What this task involves:
Quote every line of the data below as it stands, omitting pictures.

[START]

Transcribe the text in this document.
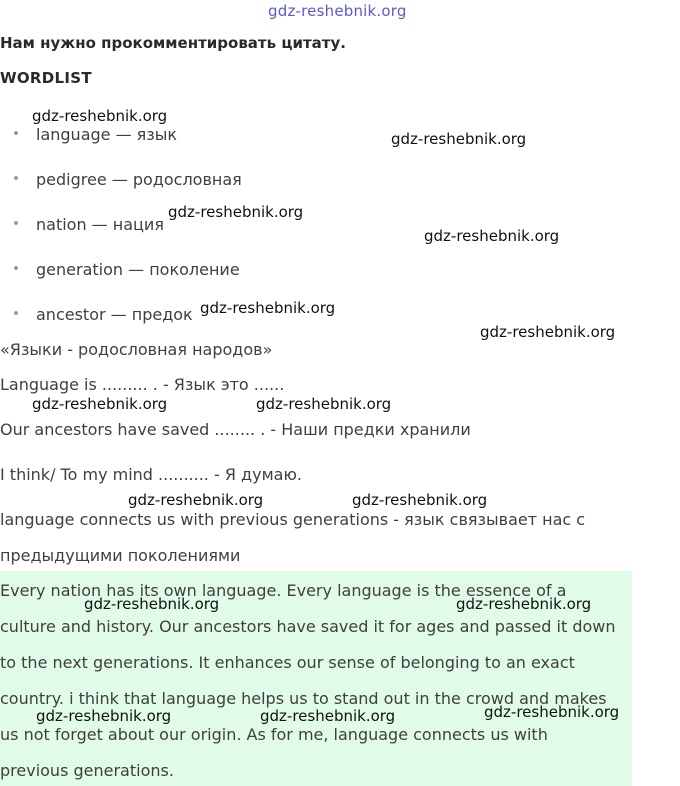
gdz-reshebnik.org
Нам нужно прокомментировать цитату.
WORDLIST
language — язык
pedigree — родословная
nation — нация
generation — поколение
ancestor — предок
«Языки - родословная народов»
Language is ......... . - Язык это ......
Our ancestors have saved ........ . - Наши предки хранили
I think/ To my mind .......... - Я думаю.
language connects us with previous generations - язык связывает нас с
предыдущими поколениями
Every nation has its own language. Every language is the essence of a
culture and history. Our ancestors have saved it for ages and passed it down
to the next generations. It enhances our sense of belonging to an exact
country. i think that language helps us to stand out in the crowd and makes
us not forget about our origin. As for me, language connects us with
previous generations.
gdz-reshebnik.org
gdz-reshebnik.org
gdz-reshebnik.org
gdz-reshebnik.org
gdz-reshebnik.org
gdz-reshebnik.org
gdz-reshebnik.org	gdz-reshebnik.org
gdz-reshebnik.org	gdz-reshebnik.org
gdz-reshebnik.org	gdz-reshebnik.org
gdz-reshebnik.org
gdz-reshebnik.org	gdz-reshebnik.org
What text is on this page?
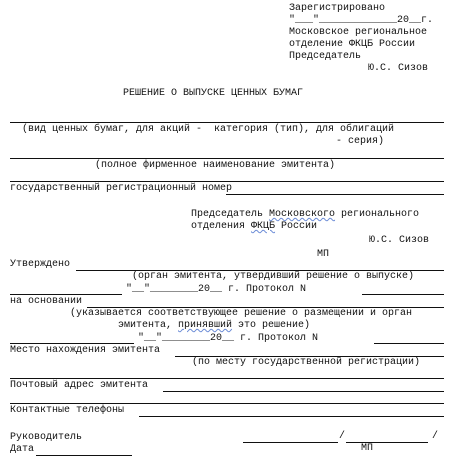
Зарегистрировано
"___"_____________20__г.
Московское региональное
отделение ФКЦБ России
Председатель
Ю.С. Сизов
РЕШЕНИЕ О ВЫПУСКЕ ЦЕННЫХ БУМАГ
(вид ценных бумаг, для акций -  категория (тип), для облигаций
- серия)
(полное фирменное наименование эмитента)
государственный регистрационный номер
Председатель Московского регионального
отделения ФКЦБ России
Ю.С. Сизов
МП
Утверждено
(орган эмитента, утвердивший решение о выпуске)
"__"________20__ г. Протокол N
на основании
(указывается соответствующее решение о размещении и орган
эмитента, принявший это решение)
"__"________20__ г. Протокол N
Место нахождения эмитента
(по месту государственной регистрации)
Почтовый адрес эмитента
Контактные телефоны
Руководитель	/	/
Дата	МП
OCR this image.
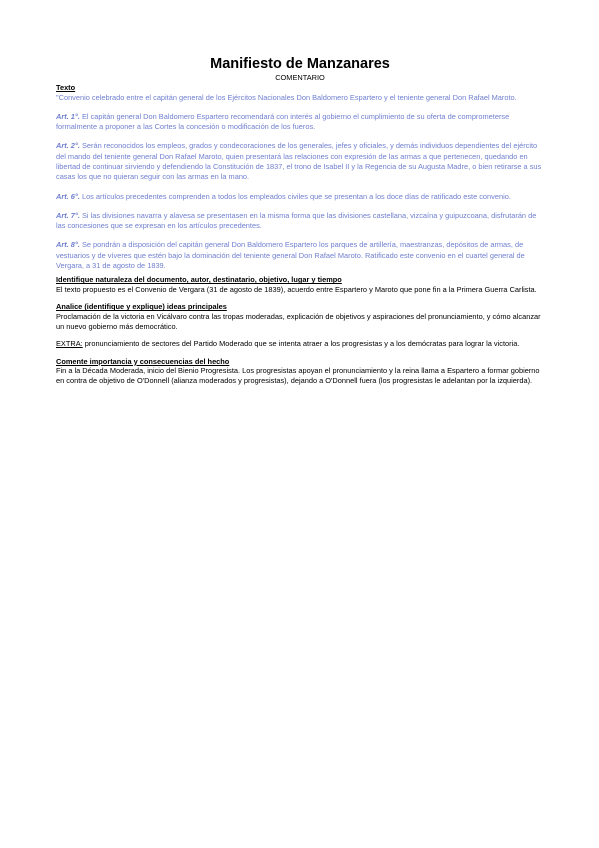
Manifiesto de Manzanares
COMENTARIO
Texto

"Convenio celebrado entre el capitán general de los Ejércitos Nacionales Don Baldomero Espartero y el teniente general Don Rafael Maroto.

Art. 1°. El capitán general Don Baldomero Espartero recomendará con interés al gobierno el cumplimiento de su oferta de comprometerse formalmente a proponer a las Cortes la concesión o modificación de los fueros.

Art. 2°. Serán reconocidos los empleos, grados y condecoraciones de los generales, jefes y oficiales, y demás individuos dependientes del ejército del mando del teniente general Don Rafael Maroto, quien presentará las relaciones con expresión de las armas a que pertenecen, quedando en libertad de continuar sirviendo y defendiendo la Constitución de 1837, el trono de Isabel II y la Regencia de su Augusta Madre, o bien retirarse a sus casas los que no quieran seguir con las armas en la mano.

Art. 6°. Los artículos precedentes comprenden a todos los empleados civiles que se presentan a los doce días de ratificado este convenio.

Art. 7°. Si las divisiones navarra y alavesa se presentasen en la misma forma que las divisiones castellana, vizcaína y guipuzcoana, disfrutarán de las concesiones que se expresan en los artículos precedentes.

Art. 8°. Se pondrán a disposición del capitán general Don Baldomero Espartero los parques de artillería, maestranzas, depósitos de armas, de vestuarios y de víveres que estén bajo la dominación del teniente general Don Rafael Maroto. Ratificado este convenio en el cuartel general de Vergara, a 31 de agosto de 1839.

Identifique naturaleza del documento, autor, destinatario, objetivo, lugar y tiempo

El texto propuesto es el Convenio de Vergara (31 de agosto de 1839), acuerdo entre Espartero y Maroto que pone fin a la Primera Guerra Carlista.

Analice (identifique y explique) ideas principales

Proclamación de la victoria en Vicálvaro contra las tropas moderadas, explicación de objetivos y aspiraciones del pronunciamiento, y cómo alcanzar un nuevo gobierno más democrático.

EXTRA: pronunciamiento de sectores del Partido Moderado que se intenta atraer a los progresistas y a los demócratas para lograr la victoria.

Comente importancia y consecuencias del hecho

Fin a la Década Moderada, inicio del Bienio Progresista. Los progresistas apoyan el pronunciamiento y la reina llama a Espartero a formar gobierno en contra de objetivo de O'Donnell (alianza moderados y progresistas), dejando a O'Donnell fuera (los progresistas le adelantan por la izquierda).
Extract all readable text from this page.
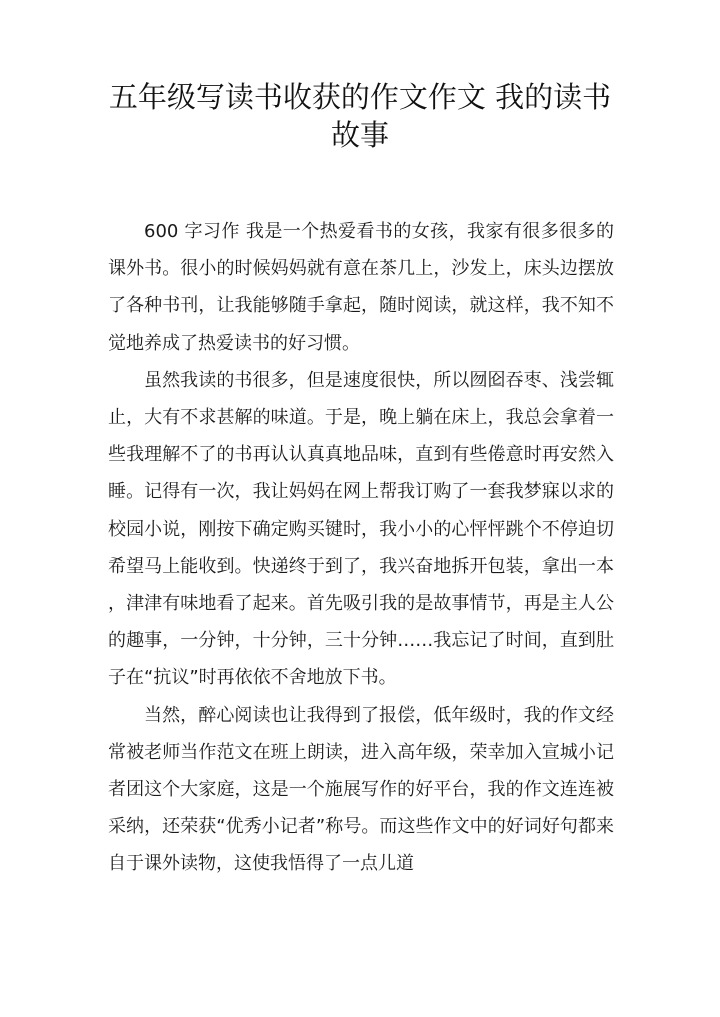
五年级写读书收获的作文作文 我的读书故事

600 字习作 我是一个热爱看书的女孩，我家有很多很多的课外书。很小的时候妈妈就有意在茶几上，沙发上，床头边摆放了各种书刊，让我能够随手拿起，随时阅读，就这样，我不知不觉地养成了热爱读书的好习惯。

虽然我读的书很多，但是速度很快，所以囫囵吞枣、浅尝辄止，大有不求甚解的味道。于是，晚上躺在床上，我总会拿着一些我理解不了的书再认认真真地品味，直到有些倦意时再安然入睡。记得有一次，我让妈妈在网上帮我订购了一套我梦寐以求的校园小说，刚按下确定购买键时，我小小的心怦怦跳个不停迫切希望马上能收到。快递终于到了，我兴奋地拆开包装，拿出一本，津津有味地看了起来。首先吸引我的是故事情节，再是主人公的趣事，一分钟，十分钟，三十分钟……我忘记了时间，直到肚子在“抗议”时再依依不舍地放下书。

当然，醉心阅读也让我得到了报偿，低年级时，我的作文经常被老师当作范文在班上朗读，进入高年级，荣幸加入宣城小记者团这个大家庭，这是一个施展写作的好平台，我的作文连连被采纳，还荣获“优秀小记者”称号。而这些作文中的好词好句都来自于课外读物，这使我悟得了一点儿道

[END]

Written solution:
Transcribe the text in this document.
gdz-reshebnik.org
Нам нужно прокомментировать цитату.
WORDLIST
language — язык
pedigree — родословная
nation — нация
generation — поколение
ancestor — предок
«Языки - родословная народов»
Language is ......... . - Язык это ......
Our ancestors have saved ........ . - Наши предки хранили
I think/ To my mind .......... - Я думаю.
language connects us with previous generations - язык связывает нас с
предыдущими поколениями
Every nation has its own language. Every language is the essence of a
culture and history. Our ancestors have saved it for ages and passed it down
to the next generations. It enhances our sense of belonging to an exact
country. i think that language helps us to stand out in the crowd and makes
us not forget about our origin. As for me, language connects us with
previous generations.
gdz-reshebnik.org
gdz-reshebnik.org
gdz-reshebnik.org
gdz-reshebnik.org
gdz-reshebnik.org
gdz-reshebnik.org
gdz-reshebnik.org	gdz-reshebnik.org
gdz-reshebnik.org	gdz-reshebnik.org
gdz-reshebnik.org	gdz-reshebnik.org
gdz-reshebnik.org
gdz-reshebnik.org	gdz-reshebnik.org
What text is on this page?
Зарегистрировано
"___"_____________20__г.
Московское региональное
отделение ФКЦБ России
Председатель
Ю.С. Сизов
РЕШЕНИЕ О ВЫПУСКЕ ЦЕННЫХ БУМАГ
(вид ценных бумаг, для акций -  категория (тип), для облигаций
- серия)
(полное фирменное наименование эмитента)
государственный регистрационный номер
Председатель Московского регионального
отделения ФКЦБ России
Ю.С. Сизов
МП
Утверждено
(орган эмитента, утвердивший решение о выпуске)
"__"________20__ г. Протокол N
на основании
(указывается соответствующее решение о размещении и орган
эмитента, принявший это решение)
"__"________20__ г. Протокол N
Место нахождения эмитента
(по месту государственной регистрации)
Почтовый адрес эмитента
Контактные телефоны
Руководитель	/	/
Дата	МП
OCR this image.
Manifiesto de Manzanares
COMENTARIO
Texto

"Convenio celebrado entre el capitán general de los Ejércitos Nacionales Don Baldomero Espartero y el teniente general Don Rafael Maroto.

Art. 1°. El capitán general Don Baldomero Espartero recomendará con interés al gobierno el cumplimiento de su oferta de comprometerse formalmente a proponer a las Cortes la concesión o modificación de los fueros.

Art. 2°. Serán reconocidos los empleos, grados y condecoraciones de los generales, jefes y oficiales, y demás individuos dependientes del ejército del mando del teniente general Don Rafael Maroto, quien presentará las relaciones con expresión de las armas a que pertenecen, quedando en libertad de continuar sirviendo y defendiendo la Constitución de 1837, el trono de Isabel II y la Regencia de su Augusta Madre, o bien retirarse a sus casas los que no quieran seguir con las armas en la mano.

Art. 6°. Los artículos precedentes comprenden a todos los empleados civiles que se presentan a los doce días de ratificado este convenio.

Art. 7°. Si las divisiones navarra y alavesa se presentasen en la misma forma que las divisiones castellana, vizcaína y guipuzcoana, disfrutarán de las concesiones que se expresan en los artículos precedentes.

Art. 8°. Se pondrán a disposición del capitán general Don Baldomero Espartero los parques de artillería, maestranzas, depósitos de armas, de vestuarios y de víveres que estén bajo la dominación del teniente general Don Rafael Maroto. Ratificado este convenio en el cuartel general de Vergara, a 31 de agosto de 1839.

Identifique naturaleza del documento, autor, destinatario, objetivo, lugar y tiempo

El texto propuesto es el Convenio de Vergara (31 de agosto de 1839), acuerdo entre Espartero y Maroto que pone fin a la Primera Guerra Carlista.

Analice (identifique y explique) ideas principales

Proclamación de la victoria en Vicálvaro contra las tropas moderadas, explicación de objetivos y aspiraciones del pronunciamiento, y cómo alcanzar un nuevo gobierno más democrático.

EXTRA: pronunciamiento de sectores del Partido Moderado que se intenta atraer a los progresistas y a los demócratas para lograr la victoria.

Comente importancia y consecuencias del hecho

Fin a la Década Moderada, inicio del Bienio Progresista. Los progresistas apoyan el pronunciamiento y la reina llama a Espartero a formar gobierno en contra de objetivo de O'Donnell (alianza moderados y progresistas), dejando a O'Donnell fuera (los progresistas le adelantan por la izquierda).
Extract all readable text from this page.
五年级写读书收获的作文作文 我的读书故事

600 字习作 我是一个热爱看书的女孩，我家有很多很多的课外书。很小的时候妈妈就有意在茶几上，沙发上，床头边摆放了各种书刊，让我能够随手拿起，随时阅读，就这样，我不知不觉地养成了热爱读书的好习惯。

虽然我读的书很多，但是速度很快，所以囫囵吞枣、浅尝辄止，大有不求甚解的味道。于是，晚上躺在床上，我总会拿着一些我理解不了的书再认认真真地品味，直到有些倦意时再安然入睡。记得有一次，我让妈妈在网上帮我订购了一套我梦寐以求的校园小说，刚按下确定购买键时，我小小的心怦怦跳个不停迫切希望马上能收到。快递终于到了，我兴奋地拆开包装，拿出一本，津津有味地看了起来。首先吸引我的是故事情节，再是主人公的趣事，一分钟，十分钟，三十分钟……我忘记了时间，直到肚子在“抗议”时再依依不舍地放下书。

当然，醉心阅读也让我得到了报偿，低年级时，我的作文经常被老师当作范文在班上朗读，进入高年级，荣幸加入宣城小记者团这个大家庭，这是一个施展写作的好平台，我的作文连连被采纳，还荣获“优秀小记者”称号。而这些作文中的好词好句都来自于课外读物，这使我悟得了一点儿道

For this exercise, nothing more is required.